___ EXERCISE INPUT

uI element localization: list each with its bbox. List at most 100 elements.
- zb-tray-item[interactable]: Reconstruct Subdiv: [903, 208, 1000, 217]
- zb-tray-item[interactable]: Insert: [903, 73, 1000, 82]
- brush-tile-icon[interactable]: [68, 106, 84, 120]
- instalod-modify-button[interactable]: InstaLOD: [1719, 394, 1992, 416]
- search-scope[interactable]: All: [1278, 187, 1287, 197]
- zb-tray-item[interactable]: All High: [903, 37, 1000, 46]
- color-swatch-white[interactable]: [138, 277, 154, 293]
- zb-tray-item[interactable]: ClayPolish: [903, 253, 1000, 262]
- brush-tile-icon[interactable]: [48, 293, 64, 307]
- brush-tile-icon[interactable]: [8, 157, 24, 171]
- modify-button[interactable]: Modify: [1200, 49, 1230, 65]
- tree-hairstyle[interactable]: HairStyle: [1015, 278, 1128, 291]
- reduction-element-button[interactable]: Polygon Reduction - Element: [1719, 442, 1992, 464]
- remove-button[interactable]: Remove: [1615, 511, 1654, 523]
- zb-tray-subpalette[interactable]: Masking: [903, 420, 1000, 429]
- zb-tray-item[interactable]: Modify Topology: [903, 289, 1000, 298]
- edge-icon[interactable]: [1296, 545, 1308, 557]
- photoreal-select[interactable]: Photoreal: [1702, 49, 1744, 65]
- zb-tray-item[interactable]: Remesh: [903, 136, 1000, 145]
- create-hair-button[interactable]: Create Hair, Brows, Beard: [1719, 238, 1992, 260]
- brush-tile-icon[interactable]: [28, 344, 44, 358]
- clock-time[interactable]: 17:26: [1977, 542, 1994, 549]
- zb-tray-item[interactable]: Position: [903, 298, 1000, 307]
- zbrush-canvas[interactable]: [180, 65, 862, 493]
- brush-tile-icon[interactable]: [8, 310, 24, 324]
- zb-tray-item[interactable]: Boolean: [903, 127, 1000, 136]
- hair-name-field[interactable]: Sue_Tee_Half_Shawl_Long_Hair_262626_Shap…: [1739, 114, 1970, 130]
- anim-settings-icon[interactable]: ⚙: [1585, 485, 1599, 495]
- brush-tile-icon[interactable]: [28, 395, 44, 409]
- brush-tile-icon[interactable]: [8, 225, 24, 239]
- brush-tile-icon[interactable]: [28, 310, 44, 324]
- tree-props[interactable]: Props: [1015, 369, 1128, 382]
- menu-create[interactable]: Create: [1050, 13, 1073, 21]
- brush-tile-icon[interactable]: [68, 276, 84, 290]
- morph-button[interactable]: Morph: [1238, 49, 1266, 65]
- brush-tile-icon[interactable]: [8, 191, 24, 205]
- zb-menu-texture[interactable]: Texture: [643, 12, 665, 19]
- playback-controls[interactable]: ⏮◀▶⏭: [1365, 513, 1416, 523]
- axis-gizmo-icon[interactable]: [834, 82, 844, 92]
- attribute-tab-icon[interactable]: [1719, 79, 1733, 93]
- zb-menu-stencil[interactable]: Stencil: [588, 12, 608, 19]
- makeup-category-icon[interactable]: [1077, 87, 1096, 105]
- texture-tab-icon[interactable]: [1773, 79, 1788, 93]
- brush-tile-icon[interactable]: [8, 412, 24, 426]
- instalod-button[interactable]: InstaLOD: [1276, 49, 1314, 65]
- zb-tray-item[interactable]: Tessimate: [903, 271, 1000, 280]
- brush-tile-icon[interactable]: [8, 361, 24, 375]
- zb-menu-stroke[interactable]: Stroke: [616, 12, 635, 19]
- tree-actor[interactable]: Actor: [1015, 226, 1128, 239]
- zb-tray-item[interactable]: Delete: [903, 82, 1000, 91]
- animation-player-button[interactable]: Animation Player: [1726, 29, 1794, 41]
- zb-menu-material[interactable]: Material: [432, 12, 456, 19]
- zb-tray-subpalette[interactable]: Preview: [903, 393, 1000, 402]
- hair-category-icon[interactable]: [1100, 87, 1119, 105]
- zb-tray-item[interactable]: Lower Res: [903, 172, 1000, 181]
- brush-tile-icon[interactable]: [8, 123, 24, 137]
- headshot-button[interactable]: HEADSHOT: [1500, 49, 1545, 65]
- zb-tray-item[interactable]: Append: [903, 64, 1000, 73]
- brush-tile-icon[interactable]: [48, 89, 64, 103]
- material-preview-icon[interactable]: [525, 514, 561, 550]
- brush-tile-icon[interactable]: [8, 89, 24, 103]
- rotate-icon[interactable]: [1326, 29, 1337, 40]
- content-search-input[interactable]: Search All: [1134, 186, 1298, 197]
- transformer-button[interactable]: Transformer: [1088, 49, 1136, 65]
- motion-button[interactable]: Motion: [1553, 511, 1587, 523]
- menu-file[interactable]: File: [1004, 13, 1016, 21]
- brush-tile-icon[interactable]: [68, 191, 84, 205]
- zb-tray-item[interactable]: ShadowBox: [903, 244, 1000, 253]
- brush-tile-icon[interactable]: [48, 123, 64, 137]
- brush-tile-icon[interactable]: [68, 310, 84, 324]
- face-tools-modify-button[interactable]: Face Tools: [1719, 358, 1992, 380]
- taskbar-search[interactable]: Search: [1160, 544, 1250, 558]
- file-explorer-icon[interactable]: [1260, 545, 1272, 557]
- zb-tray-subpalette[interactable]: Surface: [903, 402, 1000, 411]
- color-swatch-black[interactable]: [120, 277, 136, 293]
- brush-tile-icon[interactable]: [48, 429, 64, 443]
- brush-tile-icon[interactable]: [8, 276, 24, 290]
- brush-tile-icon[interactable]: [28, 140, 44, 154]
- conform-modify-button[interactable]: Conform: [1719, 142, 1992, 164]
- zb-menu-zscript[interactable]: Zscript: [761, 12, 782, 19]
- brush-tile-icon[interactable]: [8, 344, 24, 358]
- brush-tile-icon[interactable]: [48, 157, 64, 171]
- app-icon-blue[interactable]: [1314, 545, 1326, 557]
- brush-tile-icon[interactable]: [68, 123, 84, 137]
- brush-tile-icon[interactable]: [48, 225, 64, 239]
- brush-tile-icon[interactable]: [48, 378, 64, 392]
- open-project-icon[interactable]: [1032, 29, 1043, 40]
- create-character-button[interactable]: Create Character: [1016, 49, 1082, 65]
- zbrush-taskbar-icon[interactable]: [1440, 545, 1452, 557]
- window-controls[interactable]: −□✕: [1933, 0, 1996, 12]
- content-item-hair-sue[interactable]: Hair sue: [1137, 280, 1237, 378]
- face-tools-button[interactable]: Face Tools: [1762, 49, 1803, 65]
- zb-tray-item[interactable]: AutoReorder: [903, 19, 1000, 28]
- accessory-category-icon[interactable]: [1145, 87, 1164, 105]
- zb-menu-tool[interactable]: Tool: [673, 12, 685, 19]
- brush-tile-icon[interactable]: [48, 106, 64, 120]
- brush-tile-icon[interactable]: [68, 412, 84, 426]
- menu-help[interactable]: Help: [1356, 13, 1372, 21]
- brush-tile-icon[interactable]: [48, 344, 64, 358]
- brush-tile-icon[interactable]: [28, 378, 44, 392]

______

List every line of the items above that contains the string "tree", with case counting.

- tree-hairstyle[interactable]: HairStyle: [1015, 278, 1128, 291]
- tree-props[interactable]: Props: [1015, 369, 1128, 382]
- tree-actor[interactable]: Actor: [1015, 226, 1128, 239]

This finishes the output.